▽

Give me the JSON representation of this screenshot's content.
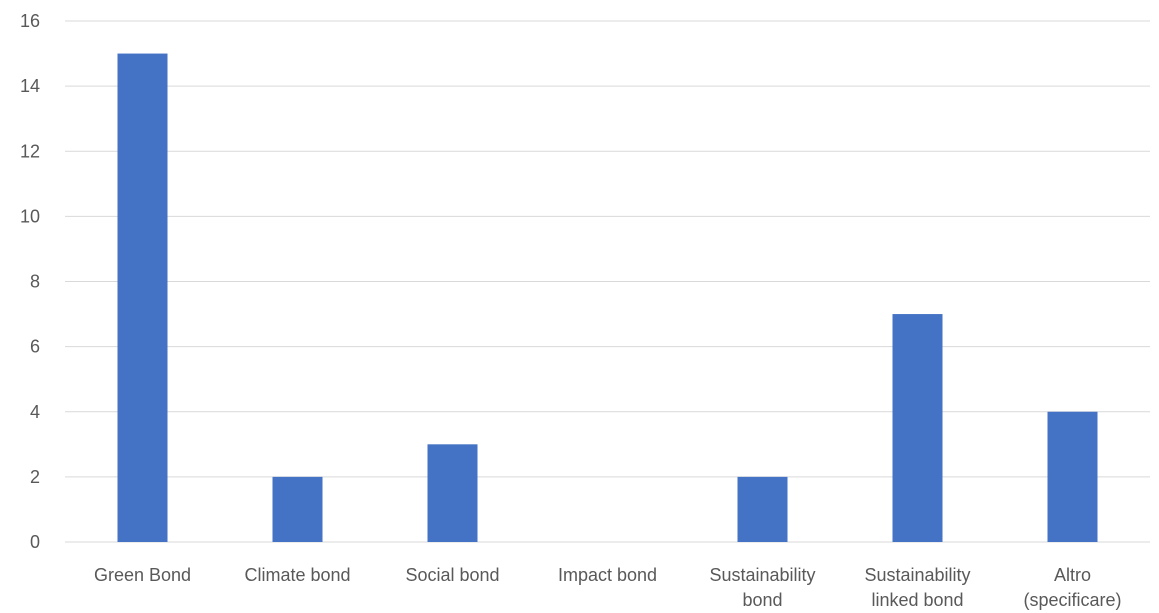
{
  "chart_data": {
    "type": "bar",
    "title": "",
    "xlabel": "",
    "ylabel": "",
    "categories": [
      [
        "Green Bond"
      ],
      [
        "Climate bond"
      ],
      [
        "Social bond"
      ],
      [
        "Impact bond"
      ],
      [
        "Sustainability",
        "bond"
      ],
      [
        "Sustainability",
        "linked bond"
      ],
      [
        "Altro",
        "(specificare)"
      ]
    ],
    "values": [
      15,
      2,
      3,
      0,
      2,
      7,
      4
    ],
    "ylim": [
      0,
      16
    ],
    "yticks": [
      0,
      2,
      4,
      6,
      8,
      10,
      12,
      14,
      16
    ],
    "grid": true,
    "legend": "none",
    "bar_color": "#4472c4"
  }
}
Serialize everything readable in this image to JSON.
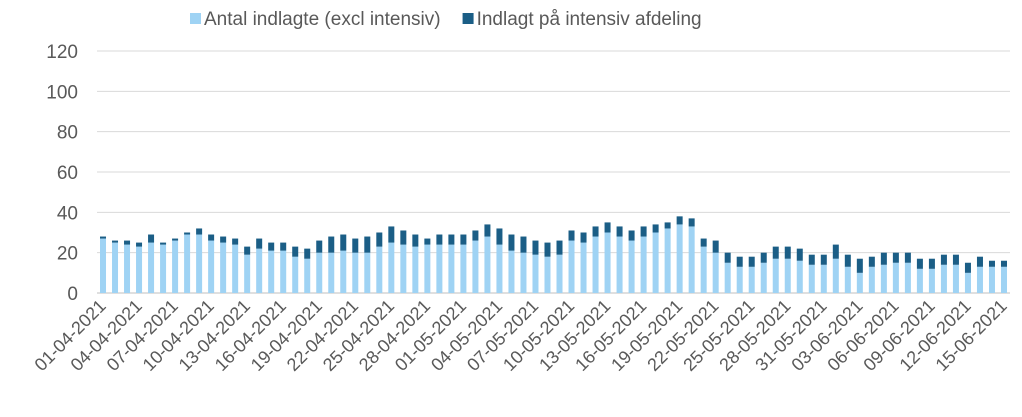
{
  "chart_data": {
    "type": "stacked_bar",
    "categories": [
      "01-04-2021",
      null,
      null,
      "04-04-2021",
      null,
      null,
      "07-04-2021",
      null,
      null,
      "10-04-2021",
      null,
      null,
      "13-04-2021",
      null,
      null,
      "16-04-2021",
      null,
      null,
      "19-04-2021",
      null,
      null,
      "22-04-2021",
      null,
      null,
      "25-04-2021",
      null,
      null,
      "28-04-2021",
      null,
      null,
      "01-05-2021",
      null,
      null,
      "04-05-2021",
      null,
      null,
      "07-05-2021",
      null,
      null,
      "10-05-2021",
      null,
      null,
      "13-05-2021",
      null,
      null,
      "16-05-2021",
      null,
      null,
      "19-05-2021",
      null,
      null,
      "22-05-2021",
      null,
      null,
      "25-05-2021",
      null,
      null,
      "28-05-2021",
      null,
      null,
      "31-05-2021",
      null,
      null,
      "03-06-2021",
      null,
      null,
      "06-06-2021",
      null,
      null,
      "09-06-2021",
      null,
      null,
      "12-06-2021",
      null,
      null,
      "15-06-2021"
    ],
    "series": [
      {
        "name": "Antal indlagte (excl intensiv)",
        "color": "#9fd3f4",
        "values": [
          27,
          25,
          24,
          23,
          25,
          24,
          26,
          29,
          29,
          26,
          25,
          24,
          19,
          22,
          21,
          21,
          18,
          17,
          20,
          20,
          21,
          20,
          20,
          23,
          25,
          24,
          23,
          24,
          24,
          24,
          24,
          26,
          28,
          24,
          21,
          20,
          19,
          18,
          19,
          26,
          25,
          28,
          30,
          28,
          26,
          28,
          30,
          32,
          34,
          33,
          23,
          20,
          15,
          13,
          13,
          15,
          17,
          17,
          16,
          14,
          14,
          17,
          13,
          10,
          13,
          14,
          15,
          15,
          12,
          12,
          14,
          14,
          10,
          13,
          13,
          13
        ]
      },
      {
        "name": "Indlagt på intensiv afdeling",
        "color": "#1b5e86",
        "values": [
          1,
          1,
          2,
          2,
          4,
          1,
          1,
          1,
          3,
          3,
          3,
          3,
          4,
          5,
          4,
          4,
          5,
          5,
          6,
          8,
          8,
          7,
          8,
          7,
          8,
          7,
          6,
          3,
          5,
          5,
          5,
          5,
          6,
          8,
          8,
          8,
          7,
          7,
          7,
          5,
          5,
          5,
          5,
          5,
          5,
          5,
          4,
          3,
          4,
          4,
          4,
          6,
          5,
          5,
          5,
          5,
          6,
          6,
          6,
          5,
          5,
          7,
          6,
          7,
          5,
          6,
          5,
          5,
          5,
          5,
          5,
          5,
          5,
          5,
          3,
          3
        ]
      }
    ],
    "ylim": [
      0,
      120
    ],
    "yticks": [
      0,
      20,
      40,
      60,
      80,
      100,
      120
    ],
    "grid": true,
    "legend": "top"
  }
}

△

Write out all the entries exactly, except for the pictures.

* Task result:
Give me the JSON representation of this screenshot's content.
{
  "chart_data": {
    "type": "bar",
    "title": "",
    "xlabel": "",
    "ylabel": "",
    "categories": [
      [
        "Green Bond"
      ],
      [
        "Climate bond"
      ],
      [
        "Social bond"
      ],
      [
        "Impact bond"
      ],
      [
        "Sustainability",
        "bond"
      ],
      [
        "Sustainability",
        "linked bond"
      ],
      [
        "Altro",
        "(specificare)"
      ]
    ],
    "values": [
      15,
      2,
      3,
      0,
      2,
      7,
      4
    ],
    "ylim": [
      0,
      16
    ],
    "yticks": [
      0,
      2,
      4,
      6,
      8,
      10,
      12,
      14,
      16
    ],
    "grid": true,
    "legend": "none",
    "bar_color": "#4472c4"
  }
}
Serialize everything readable in this image to JSON.
{
  "chart_data": {
    "type": "stacked_bar",
    "categories": [
      "01-04-2021",
      null,
      null,
      "04-04-2021",
      null,
      null,
      "07-04-2021",
      null,
      null,
      "10-04-2021",
      null,
      null,
      "13-04-2021",
      null,
      null,
      "16-04-2021",
      null,
      null,
      "19-04-2021",
      null,
      null,
      "22-04-2021",
      null,
      null,
      "25-04-2021",
      null,
      null,
      "28-04-2021",
      null,
      null,
      "01-05-2021",
      null,
      null,
      "04-05-2021",
      null,
      null,
      "07-05-2021",
      null,
      null,
      "10-05-2021",
      null,
      null,
      "13-05-2021",
      null,
      null,
      "16-05-2021",
      null,
      null,
      "19-05-2021",
      null,
      null,
      "22-05-2021",
      null,
      null,
      "25-05-2021",
      null,
      null,
      "28-05-2021",
      null,
      null,
      "31-05-2021",
      null,
      null,
      "03-06-2021",
      null,
      null,
      "06-06-2021",
      null,
      null,
      "09-06-2021",
      null,
      null,
      "12-06-2021",
      null,
      null,
      "15-06-2021"
    ],
    "series": [
      {
        "name": "Antal indlagte (excl intensiv)",
        "color": "#9fd3f4",
        "values": [
          27,
          25,
          24,
          23,
          25,
          24,
          26,
          29,
          29,
          26,
          25,
          24,
          19,
          22,
          21,
          21,
          18,
          17,
          20,
          20,
          21,
          20,
          20,
          23,
          25,
          24,
          23,
          24,
          24,
          24,
          24,
          26,
          28,
          24,
          21,
          20,
          19,
          18,
          19,
          26,
          25,
          28,
          30,
          28,
          26,
          28,
          30,
          32,
          34,
          33,
          23,
          20,
          15,
          13,
          13,
          15,
          17,
          17,
          16,
          14,
          14,
          17,
          13,
          10,
          13,
          14,
          15,
          15,
          12,
          12,
          14,
          14,
          10,
          13,
          13,
          13
        ]
      },
      {
        "name": "Indlagt på intensiv afdeling",
        "color": "#1b5e86",
        "values": [
          1,
          1,
          2,
          2,
          4,
          1,
          1,
          1,
          3,
          3,
          3,
          3,
          4,
          5,
          4,
          4,
          5,
          5,
          6,
          8,
          8,
          7,
          8,
          7,
          8,
          7,
          6,
          3,
          5,
          5,
          5,
          5,
          6,
          8,
          8,
          8,
          7,
          7,
          7,
          5,
          5,
          5,
          5,
          5,
          5,
          5,
          4,
          3,
          4,
          4,
          4,
          6,
          5,
          5,
          5,
          5,
          6,
          6,
          6,
          5,
          5,
          7,
          6,
          7,
          5,
          6,
          5,
          5,
          5,
          5,
          5,
          5,
          5,
          5,
          3,
          3
        ]
      }
    ],
    "ylim": [
      0,
      120
    ],
    "yticks": [
      0,
      20,
      40,
      60,
      80,
      100,
      120
    ],
    "grid": true,
    "legend": "top"
  }
}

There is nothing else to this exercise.